DATA EXTRACT ▸
= = = = = = =
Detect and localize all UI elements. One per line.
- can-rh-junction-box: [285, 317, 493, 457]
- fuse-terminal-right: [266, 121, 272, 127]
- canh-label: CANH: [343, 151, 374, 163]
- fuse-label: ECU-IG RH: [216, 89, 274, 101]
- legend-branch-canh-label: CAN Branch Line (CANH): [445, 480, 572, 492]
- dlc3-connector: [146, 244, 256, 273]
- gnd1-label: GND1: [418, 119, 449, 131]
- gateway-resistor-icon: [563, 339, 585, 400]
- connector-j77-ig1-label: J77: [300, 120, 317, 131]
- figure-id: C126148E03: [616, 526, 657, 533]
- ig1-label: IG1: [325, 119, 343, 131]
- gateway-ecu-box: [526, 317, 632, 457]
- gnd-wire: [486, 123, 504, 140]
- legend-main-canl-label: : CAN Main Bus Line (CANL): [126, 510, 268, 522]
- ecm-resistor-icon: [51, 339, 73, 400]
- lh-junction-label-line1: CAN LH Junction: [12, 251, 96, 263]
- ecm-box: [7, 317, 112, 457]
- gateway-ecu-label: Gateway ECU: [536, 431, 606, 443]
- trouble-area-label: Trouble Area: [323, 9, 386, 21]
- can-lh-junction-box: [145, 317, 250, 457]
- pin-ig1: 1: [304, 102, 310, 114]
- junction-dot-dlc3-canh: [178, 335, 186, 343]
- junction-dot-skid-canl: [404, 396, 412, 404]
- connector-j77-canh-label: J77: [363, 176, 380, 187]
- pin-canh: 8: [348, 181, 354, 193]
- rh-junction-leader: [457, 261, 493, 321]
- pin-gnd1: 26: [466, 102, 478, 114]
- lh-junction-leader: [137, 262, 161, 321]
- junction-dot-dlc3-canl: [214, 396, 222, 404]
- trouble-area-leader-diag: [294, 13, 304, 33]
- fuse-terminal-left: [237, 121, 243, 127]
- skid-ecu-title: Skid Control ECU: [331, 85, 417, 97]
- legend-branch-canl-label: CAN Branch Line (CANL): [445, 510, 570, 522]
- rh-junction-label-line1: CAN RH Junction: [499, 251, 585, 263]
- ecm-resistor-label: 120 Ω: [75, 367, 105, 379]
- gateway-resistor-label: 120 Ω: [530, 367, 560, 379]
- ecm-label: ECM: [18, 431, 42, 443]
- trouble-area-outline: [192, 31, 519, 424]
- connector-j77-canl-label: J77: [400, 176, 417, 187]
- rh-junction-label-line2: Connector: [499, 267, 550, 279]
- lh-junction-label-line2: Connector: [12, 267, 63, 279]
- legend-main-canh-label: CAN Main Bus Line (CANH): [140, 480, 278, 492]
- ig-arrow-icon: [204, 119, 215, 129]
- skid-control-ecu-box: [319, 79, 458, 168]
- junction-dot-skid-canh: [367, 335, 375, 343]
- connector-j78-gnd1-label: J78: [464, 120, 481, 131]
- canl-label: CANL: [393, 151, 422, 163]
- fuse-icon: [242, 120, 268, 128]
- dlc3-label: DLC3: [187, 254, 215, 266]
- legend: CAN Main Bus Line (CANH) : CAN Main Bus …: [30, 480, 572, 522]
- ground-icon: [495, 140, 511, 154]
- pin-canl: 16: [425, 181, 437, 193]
= = = = = = =
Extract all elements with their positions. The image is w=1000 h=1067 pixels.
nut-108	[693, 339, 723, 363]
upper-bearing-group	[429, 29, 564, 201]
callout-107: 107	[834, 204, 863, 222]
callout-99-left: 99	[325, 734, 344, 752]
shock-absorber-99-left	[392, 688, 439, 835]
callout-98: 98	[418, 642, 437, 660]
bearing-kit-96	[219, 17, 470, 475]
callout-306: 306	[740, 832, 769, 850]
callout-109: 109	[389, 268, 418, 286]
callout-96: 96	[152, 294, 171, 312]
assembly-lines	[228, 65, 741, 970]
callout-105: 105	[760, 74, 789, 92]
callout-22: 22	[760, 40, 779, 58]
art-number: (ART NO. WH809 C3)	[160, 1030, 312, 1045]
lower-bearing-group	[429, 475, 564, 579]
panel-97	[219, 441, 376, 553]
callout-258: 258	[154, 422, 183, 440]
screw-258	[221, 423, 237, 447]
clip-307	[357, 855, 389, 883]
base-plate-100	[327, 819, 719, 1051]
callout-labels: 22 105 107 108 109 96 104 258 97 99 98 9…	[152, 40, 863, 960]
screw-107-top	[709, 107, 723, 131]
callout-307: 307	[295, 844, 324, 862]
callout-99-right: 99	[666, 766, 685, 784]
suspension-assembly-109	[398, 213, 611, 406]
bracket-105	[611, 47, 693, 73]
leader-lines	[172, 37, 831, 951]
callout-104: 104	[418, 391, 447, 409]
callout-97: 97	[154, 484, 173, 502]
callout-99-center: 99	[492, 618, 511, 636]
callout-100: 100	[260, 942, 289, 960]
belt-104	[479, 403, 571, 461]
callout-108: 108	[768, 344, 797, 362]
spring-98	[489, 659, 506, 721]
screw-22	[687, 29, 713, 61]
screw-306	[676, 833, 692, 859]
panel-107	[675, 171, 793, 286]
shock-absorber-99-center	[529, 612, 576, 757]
= = = = = = =
WHAT YOU ARE ASKED TO DO ▸ Please pick out every line in the material above that contains the string "skid" and copy each of those lines in full.

RESULT OF THE TASK ▸
- junction-dot-skid-canl: [404, 396, 412, 404]
- skid-ecu-title: Skid Control ECU: [331, 85, 417, 97]
- skid-control-ecu-box: [319, 79, 458, 168]
- junction-dot-skid-canh: [367, 335, 375, 343]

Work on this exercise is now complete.